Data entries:
::::::::::

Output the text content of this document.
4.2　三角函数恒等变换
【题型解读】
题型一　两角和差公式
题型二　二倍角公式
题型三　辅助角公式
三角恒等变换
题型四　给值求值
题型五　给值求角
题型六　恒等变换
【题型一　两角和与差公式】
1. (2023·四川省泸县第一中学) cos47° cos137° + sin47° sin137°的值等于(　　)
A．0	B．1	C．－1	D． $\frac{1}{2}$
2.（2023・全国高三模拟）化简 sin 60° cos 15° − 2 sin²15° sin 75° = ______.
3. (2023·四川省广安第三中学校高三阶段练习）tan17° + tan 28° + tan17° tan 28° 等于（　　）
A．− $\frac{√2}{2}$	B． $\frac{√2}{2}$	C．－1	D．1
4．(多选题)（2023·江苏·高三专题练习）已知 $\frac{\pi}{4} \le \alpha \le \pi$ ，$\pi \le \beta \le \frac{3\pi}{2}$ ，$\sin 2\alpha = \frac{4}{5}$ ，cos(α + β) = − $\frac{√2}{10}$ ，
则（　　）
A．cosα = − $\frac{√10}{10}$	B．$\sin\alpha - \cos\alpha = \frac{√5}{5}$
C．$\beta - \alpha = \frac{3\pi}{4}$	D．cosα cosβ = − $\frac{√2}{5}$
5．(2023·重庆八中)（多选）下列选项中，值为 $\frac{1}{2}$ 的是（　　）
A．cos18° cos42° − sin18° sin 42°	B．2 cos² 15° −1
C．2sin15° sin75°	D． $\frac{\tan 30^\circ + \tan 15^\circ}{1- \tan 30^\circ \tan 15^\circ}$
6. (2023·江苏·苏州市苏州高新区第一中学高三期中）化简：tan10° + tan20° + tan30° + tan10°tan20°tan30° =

::::::::::

Goal of the exercise →
Copy out every line of the listing that contains the string "alpha".

Reply →
4．(多选题)（2023·江苏·高三专题练习）已知 $\frac{\pi}{4} \le \alpha \le \pi$ ，$\pi \le \beta \le \frac{3\pi}{2}$ ，$\sin 2\alpha = \frac{4}{5}$ ，cos(α + β) = − $\frac{√2}{10}$ ，
A．cosα = − $\frac{√10}{10}$	B．$\sin\alpha - \cos\alpha = \frac{√5}{5}$
C．$\beta - \alpha = \frac{3\pi}{4}$	D．cosα cosβ = − $\frac{√2}{5}$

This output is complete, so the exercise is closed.